• [Instructions for the task] Retype all of the data. Every line must match exactly.

• [Exercise input]

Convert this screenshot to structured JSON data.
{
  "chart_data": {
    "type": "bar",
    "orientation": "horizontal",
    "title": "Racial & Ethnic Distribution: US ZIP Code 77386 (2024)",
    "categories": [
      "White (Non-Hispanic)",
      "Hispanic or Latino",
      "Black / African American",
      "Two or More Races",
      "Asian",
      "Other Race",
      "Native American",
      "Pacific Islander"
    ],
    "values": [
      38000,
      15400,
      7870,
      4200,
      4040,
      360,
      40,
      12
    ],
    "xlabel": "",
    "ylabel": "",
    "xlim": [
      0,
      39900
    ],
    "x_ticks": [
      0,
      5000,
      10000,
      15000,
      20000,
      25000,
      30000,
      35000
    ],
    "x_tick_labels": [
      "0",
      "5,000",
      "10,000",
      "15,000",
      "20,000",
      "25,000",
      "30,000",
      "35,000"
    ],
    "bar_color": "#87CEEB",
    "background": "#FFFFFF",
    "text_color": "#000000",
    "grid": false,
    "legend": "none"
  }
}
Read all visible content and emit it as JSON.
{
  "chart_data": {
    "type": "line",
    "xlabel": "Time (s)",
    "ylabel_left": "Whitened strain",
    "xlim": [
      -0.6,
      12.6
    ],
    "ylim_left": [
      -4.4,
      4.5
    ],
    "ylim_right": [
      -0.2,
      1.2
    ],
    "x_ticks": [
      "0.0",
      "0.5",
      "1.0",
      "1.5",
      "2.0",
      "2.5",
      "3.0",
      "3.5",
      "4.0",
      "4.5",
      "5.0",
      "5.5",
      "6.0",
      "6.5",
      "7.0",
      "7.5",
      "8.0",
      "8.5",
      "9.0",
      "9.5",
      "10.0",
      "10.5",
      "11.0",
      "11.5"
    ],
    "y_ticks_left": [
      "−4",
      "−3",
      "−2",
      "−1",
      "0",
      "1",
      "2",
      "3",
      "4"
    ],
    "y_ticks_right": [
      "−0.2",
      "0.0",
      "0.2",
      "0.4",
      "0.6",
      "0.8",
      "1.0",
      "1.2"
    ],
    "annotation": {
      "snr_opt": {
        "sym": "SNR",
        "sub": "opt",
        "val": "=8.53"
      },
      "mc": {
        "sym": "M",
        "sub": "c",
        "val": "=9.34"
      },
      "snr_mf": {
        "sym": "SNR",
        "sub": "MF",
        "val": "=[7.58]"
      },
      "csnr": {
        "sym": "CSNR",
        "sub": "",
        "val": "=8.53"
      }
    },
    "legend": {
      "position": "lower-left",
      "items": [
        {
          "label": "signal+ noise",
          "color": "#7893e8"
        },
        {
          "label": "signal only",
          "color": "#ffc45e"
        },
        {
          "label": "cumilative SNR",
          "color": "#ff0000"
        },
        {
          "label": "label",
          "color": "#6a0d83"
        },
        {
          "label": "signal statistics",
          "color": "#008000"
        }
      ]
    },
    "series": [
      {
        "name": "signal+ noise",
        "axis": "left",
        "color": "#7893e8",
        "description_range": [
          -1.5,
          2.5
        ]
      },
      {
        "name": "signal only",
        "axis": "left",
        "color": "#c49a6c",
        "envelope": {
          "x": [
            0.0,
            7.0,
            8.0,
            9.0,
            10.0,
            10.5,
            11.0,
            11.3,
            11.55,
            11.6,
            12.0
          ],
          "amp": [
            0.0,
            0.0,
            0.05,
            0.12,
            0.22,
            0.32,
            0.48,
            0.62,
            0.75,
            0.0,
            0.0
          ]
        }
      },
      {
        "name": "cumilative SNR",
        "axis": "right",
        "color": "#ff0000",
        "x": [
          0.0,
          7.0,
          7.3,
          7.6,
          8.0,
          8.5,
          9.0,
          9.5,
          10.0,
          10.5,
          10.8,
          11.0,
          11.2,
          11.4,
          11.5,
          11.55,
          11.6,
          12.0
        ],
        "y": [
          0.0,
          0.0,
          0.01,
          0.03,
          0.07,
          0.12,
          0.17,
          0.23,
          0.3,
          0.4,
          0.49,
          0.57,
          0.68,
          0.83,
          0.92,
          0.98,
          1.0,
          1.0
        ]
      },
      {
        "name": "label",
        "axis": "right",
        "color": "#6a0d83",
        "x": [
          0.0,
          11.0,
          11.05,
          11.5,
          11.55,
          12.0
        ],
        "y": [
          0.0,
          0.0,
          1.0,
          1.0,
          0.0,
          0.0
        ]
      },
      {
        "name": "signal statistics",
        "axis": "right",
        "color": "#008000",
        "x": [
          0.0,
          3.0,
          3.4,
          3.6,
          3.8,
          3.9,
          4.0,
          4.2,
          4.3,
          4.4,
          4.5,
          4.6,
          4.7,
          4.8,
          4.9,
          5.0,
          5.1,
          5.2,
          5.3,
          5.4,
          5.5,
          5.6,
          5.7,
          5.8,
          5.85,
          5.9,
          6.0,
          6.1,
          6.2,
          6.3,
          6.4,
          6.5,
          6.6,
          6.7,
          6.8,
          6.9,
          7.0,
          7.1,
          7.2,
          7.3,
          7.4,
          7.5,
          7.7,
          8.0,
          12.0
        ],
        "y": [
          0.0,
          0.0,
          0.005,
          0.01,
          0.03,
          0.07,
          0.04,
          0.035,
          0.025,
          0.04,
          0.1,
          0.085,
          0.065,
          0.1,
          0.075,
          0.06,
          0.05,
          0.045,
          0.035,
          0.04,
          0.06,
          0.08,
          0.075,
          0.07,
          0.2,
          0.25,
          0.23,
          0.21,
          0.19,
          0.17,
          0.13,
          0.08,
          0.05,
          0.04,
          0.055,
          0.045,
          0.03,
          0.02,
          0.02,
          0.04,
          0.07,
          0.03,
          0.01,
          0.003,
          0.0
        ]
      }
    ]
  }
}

• [Output of the exercise]
Convert this screenshot to structured JSON data.
{
  "chart_data": {
    "type": "bar",
    "orientation": "horizontal",
    "title": "Racial & Ethnic Distribution: US ZIP Code 77386 (2024)",
    "categories": [
      "White (Non-Hispanic)",
      "Hispanic or Latino",
      "Black / African American",
      "Two or More Races",
      "Asian",
      "Other Race",
      "Native American",
      "Pacific Islander"
    ],
    "values": [
      38000,
      15400,
      7870,
      4200,
      4040,
      360,
      40,
      12
    ],
    "xlabel": "",
    "ylabel": "",
    "xlim": [
      0,
      39900
    ],
    "x_ticks": [
      0,
      5000,
      10000,
      15000,
      20000,
      25000,
      30000,
      35000
    ],
    "x_tick_labels": [
      "0",
      "5,000",
      "10,000",
      "15,000",
      "20,000",
      "25,000",
      "30,000",
      "35,000"
    ],
    "bar_color": "#87CEEB",
    "background": "#FFFFFF",
    "text_color": "#000000",
    "grid": false,
    "legend": "none"
  }
}
Read all visible content and emit it as JSON.
{
  "chart_data": {
    "type": "line",
    "xlabel": "Time (s)",
    "ylabel_left": "Whitened strain",
    "xlim": [
      -0.6,
      12.6
    ],
    "ylim_left": [
      -4.4,
      4.5
    ],
    "ylim_right": [
      -0.2,
      1.2
    ],
    "x_ticks": [
      "0.0",
      "0.5",
      "1.0",
      "1.5",
      "2.0",
      "2.5",
      "3.0",
      "3.5",
      "4.0",
      "4.5",
      "5.0",
      "5.5",
      "6.0",
      "6.5",
      "7.0",
      "7.5",
      "8.0",
      "8.5",
      "9.0",
      "9.5",
      "10.0",
      "10.5",
      "11.0",
      "11.5"
    ],
    "y_ticks_left": [
      "−4",
      "−3",
      "−2",
      "−1",
      "0",
      "1",
      "2",
      "3",
      "4"
    ],
    "y_ticks_right": [
      "−0.2",
      "0.0",
      "0.2",
      "0.4",
      "0.6",
      "0.8",
      "1.0",
      "1.2"
    ],
    "annotation": {
      "snr_opt": {
        "sym": "SNR",
        "sub": "opt",
        "val": "=8.53"
      },
      "mc": {
        "sym": "M",
        "sub": "c",
        "val": "=9.34"
      },
      "snr_mf": {
        "sym": "SNR",
        "sub": "MF",
        "val": "=[7.58]"
      },
      "csnr": {
        "sym": "CSNR",
        "sub": "",
        "val": "=8.53"
      }
    },
    "legend": {
      "position": "lower-left",
      "items": [
        {
          "label": "signal+ noise",
          "color": "#7893e8"
        },
        {
          "label": "signal only",
          "color": "#ffc45e"
        },
        {
          "label": "cumilative SNR",
          "color": "#ff0000"
        },
        {
          "label": "label",
          "color": "#6a0d83"
        },
        {
          "label": "signal statistics",
          "color": "#008000"
        }
      ]
    },
    "series": [
      {
        "name": "signal+ noise",
        "axis": "left",
        "color": "#7893e8",
        "description_range": [
          -1.5,
          2.5
        ]
      },
      {
        "name": "signal only",
        "axis": "left",
        "color": "#c49a6c",
        "envelope": {
          "x": [
            0.0,
            7.0,
            8.0,
            9.0,
            10.0,
            10.5,
            11.0,
            11.3,
            11.55,
            11.6,
            12.0
          ],
          "amp": [
            0.0,
            0.0,
            0.05,
            0.12,
            0.22,
            0.32,
            0.48,
            0.62,
            0.75,
            0.0,
            0.0
          ]
        }
      },
      {
        "name": "cumilative SNR",
        "axis": "right",
        "color": "#ff0000",
        "x": [
          0.0,
          7.0,
          7.3,
          7.6,
          8.0,
          8.5,
          9.0,
          9.5,
          10.0,
          10.5,
          10.8,
          11.0,
          11.2,
          11.4,
          11.5,
          11.55,
          11.6,
          12.0
        ],
        "y": [
          0.0,
          0.0,
          0.01,
          0.03,
          0.07,
          0.12,
          0.17,
          0.23,
          0.3,
          0.4,
          0.49,
          0.57,
          0.68,
          0.83,
          0.92,
          0.98,
          1.0,
          1.0
        ]
      },
      {
        "name": "label",
        "axis": "right",
        "color": "#6a0d83",
        "x": [
          0.0,
          11.0,
          11.05,
          11.5,
          11.55,
          12.0
        ],
        "y": [
          0.0,
          0.0,
          1.0,
          1.0,
          0.0,
          0.0
        ]
      },
      {
        "name": "signal statistics",
        "axis": "right",
        "color": "#008000",
        "x": [
          0.0,
          3.0,
          3.4,
          3.6,
          3.8,
          3.9,
          4.0,
          4.2,
          4.3,
          4.4,
          4.5,
          4.6,
          4.7,
          4.8,
          4.9,
          5.0,
          5.1,
          5.2,
          5.3,
          5.4,
          5.5,
          5.6,
          5.7,
          5.8,
          5.85,
          5.9,
          6.0,
          6.1,
          6.2,
          6.3,
          6.4,
          6.5,
          6.6,
          6.7,
          6.8,
          6.9,
          7.0,
          7.1,
          7.2,
          7.3,
          7.4,
          7.5,
          7.7,
          8.0,
          12.0
        ],
        "y": [
          0.0,
          0.0,
          0.005,
          0.01,
          0.03,
          0.07,
          0.04,
          0.035,
          0.025,
          0.04,
          0.1,
          0.085,
          0.065,
          0.1,
          0.075,
          0.06,
          0.05,
          0.045,
          0.035,
          0.04,
          0.06,
          0.08,
          0.075,
          0.07,
          0.2,
          0.25,
          0.23,
          0.21,
          0.19,
          0.17,
          0.13,
          0.08,
          0.05,
          0.04,
          0.055,
          0.045,
          0.03,
          0.02,
          0.02,
          0.04,
          0.07,
          0.03,
          0.01,
          0.003,
          0.0
        ]
      }
    ]
  }
}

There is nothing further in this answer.